----- DATA LISTING

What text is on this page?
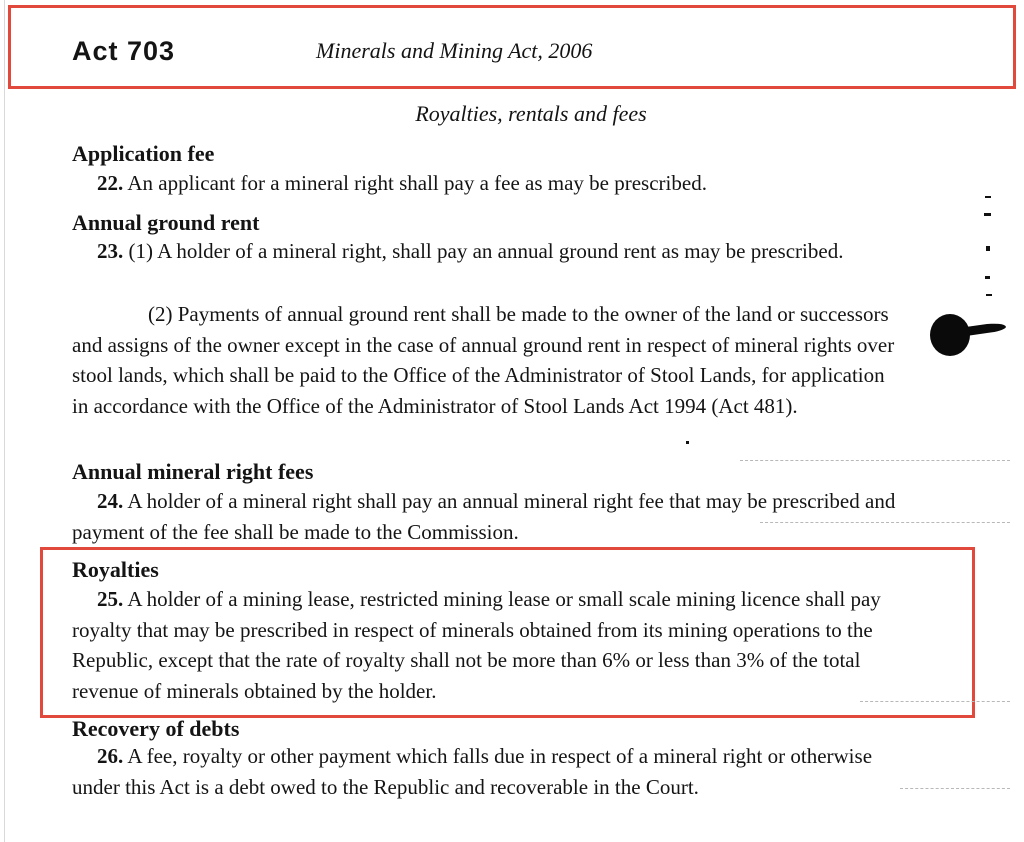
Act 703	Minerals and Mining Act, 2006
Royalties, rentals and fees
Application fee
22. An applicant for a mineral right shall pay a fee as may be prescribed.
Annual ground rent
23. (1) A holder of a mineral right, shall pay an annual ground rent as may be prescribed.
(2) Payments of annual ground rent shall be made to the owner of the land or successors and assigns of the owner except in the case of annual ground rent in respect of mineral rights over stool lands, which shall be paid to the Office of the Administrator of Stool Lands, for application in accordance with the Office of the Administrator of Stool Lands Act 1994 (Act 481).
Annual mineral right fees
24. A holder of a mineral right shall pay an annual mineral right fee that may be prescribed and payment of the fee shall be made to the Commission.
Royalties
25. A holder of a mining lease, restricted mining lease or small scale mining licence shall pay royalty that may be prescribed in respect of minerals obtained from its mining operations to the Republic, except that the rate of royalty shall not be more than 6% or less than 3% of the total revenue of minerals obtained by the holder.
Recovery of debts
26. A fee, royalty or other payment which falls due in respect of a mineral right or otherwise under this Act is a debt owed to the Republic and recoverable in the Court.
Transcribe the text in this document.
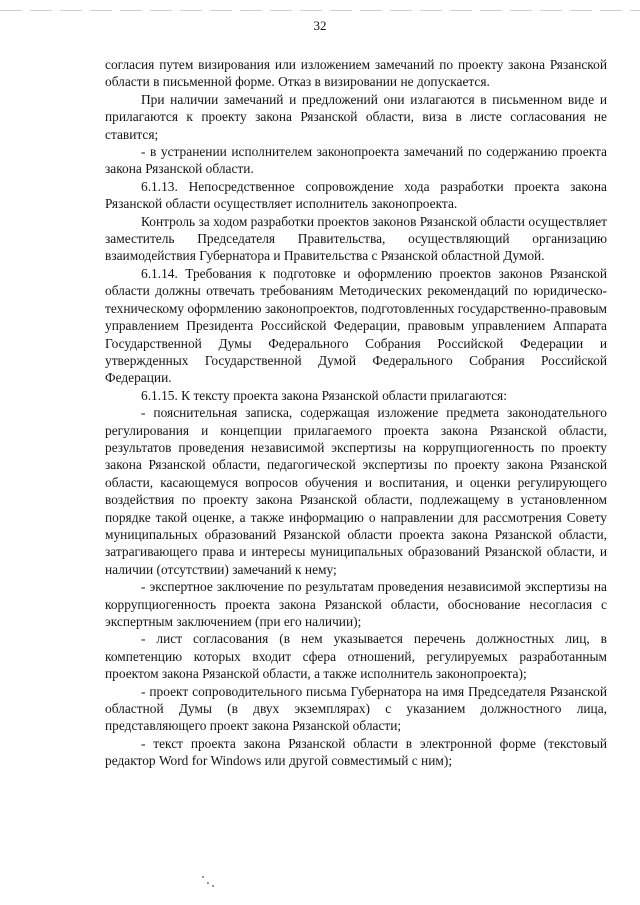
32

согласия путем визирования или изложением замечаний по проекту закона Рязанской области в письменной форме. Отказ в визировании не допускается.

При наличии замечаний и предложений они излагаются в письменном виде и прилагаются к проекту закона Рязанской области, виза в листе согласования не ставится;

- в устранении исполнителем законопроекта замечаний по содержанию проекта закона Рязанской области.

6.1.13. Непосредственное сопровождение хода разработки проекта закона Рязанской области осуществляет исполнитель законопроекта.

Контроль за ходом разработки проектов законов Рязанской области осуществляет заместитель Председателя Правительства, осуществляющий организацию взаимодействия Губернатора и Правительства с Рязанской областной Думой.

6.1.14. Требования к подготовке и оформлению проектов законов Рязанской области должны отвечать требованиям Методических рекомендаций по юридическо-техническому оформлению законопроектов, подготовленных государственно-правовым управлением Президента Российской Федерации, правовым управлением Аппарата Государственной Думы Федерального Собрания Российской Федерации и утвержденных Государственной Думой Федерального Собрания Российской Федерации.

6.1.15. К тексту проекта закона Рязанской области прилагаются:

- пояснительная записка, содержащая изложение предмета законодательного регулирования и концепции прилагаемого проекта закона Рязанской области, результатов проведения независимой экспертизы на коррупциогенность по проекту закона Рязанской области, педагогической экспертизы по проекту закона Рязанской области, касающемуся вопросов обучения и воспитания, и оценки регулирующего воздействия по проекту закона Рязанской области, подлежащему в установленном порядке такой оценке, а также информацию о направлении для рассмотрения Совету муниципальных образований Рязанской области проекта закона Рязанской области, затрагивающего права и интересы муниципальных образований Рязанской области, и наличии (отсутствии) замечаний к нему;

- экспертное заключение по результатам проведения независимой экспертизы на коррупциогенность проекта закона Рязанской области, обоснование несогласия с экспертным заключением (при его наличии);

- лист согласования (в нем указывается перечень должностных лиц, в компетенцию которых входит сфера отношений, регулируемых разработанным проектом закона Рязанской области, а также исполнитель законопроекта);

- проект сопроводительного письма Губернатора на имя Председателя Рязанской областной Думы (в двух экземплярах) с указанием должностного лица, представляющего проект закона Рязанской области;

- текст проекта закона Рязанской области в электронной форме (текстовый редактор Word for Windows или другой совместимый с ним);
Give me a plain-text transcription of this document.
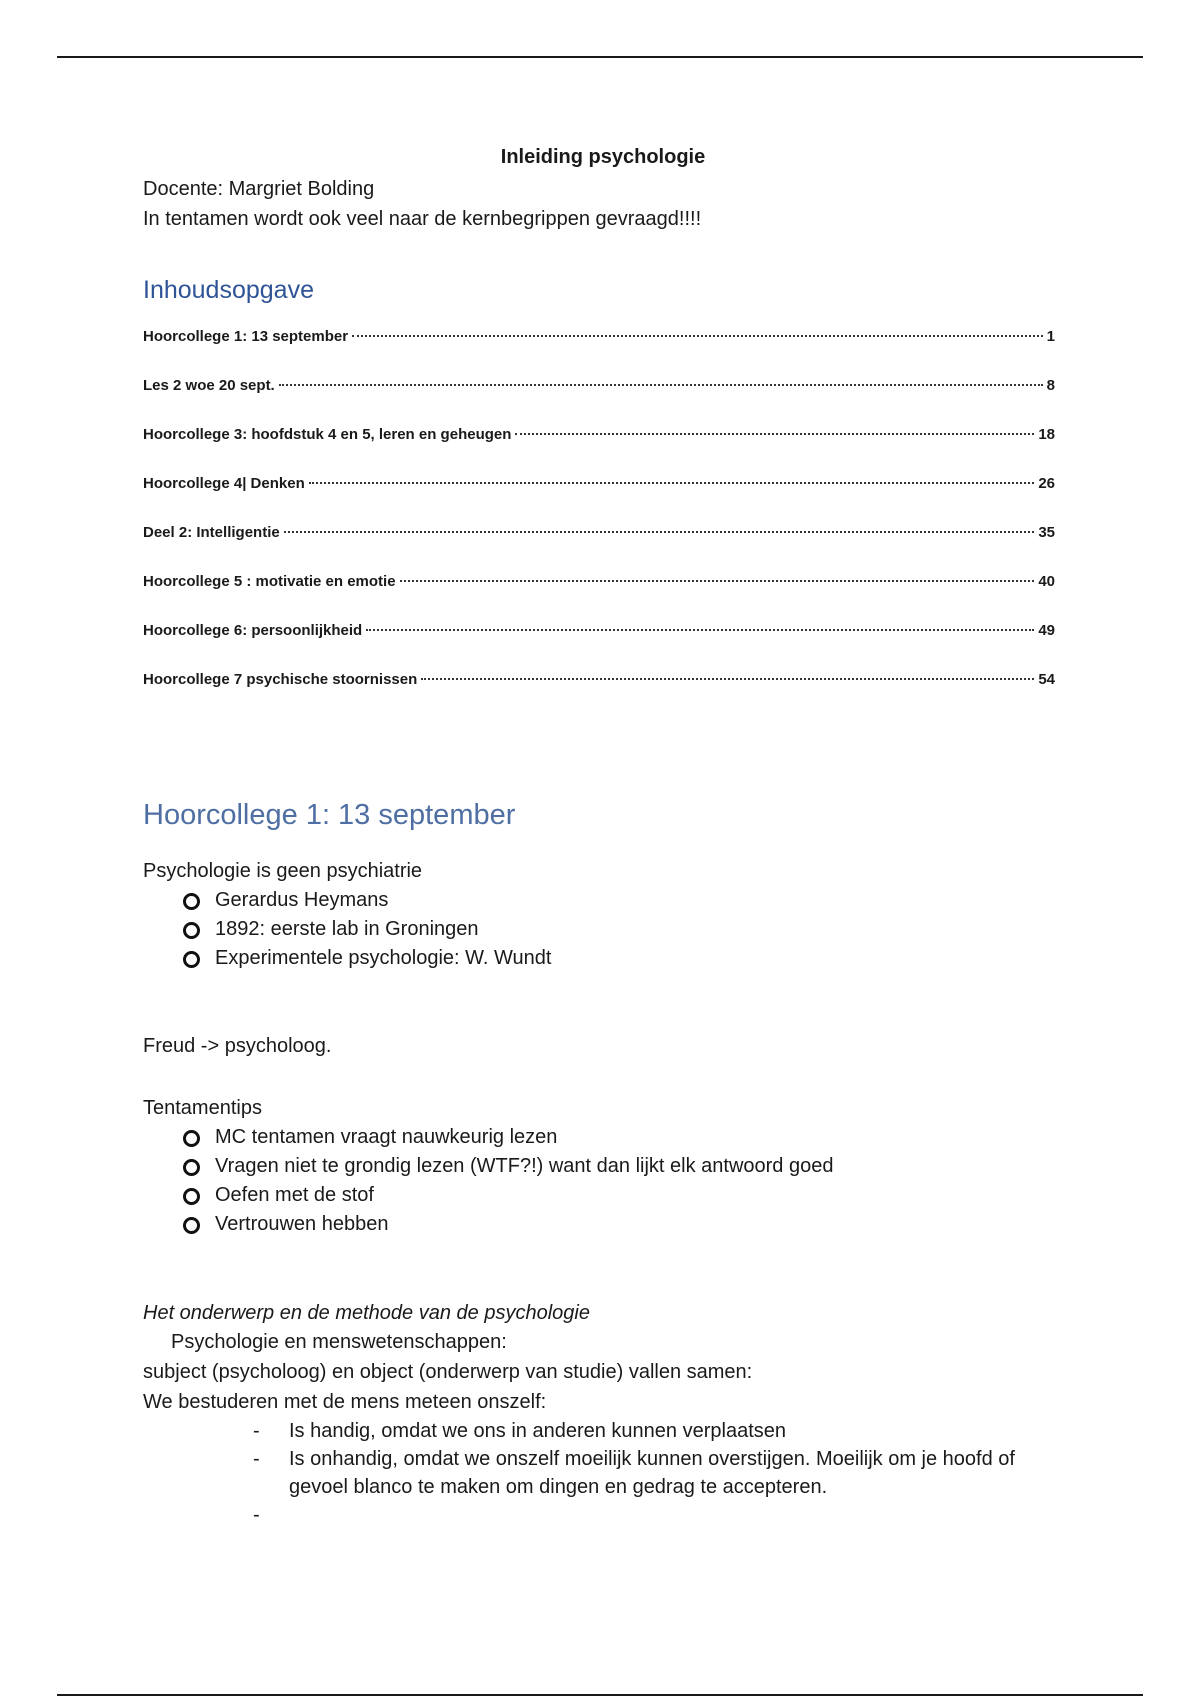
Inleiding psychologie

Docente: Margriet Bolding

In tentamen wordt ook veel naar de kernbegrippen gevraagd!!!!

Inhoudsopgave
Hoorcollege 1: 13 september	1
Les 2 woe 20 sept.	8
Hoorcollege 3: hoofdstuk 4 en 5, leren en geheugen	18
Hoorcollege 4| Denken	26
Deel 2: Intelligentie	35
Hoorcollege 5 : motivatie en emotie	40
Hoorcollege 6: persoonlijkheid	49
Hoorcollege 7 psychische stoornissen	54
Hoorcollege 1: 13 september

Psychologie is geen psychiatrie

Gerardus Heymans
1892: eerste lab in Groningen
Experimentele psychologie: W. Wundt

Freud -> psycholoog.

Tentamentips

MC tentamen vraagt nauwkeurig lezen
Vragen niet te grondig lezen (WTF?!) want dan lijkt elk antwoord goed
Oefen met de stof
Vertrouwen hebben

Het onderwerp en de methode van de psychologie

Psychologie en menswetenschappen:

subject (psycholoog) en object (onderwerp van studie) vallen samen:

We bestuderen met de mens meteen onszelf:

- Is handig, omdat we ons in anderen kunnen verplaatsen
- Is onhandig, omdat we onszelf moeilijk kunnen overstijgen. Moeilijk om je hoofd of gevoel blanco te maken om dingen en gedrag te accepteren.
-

----------

**PROBLEM DESCRIPTION**. Locate the word "this" in the entries, and copy every line where it is found.

**OUTPUT OF THE EXERCISE**.
What text is on this page?
26. A fee, royalty or other payment which falls due in respect of a mineral right or otherwise under this Act is a debt owed to the Republic and recoverable in the Court.
Transcribe the text in this document.
Give me a plain-text transcription of this document.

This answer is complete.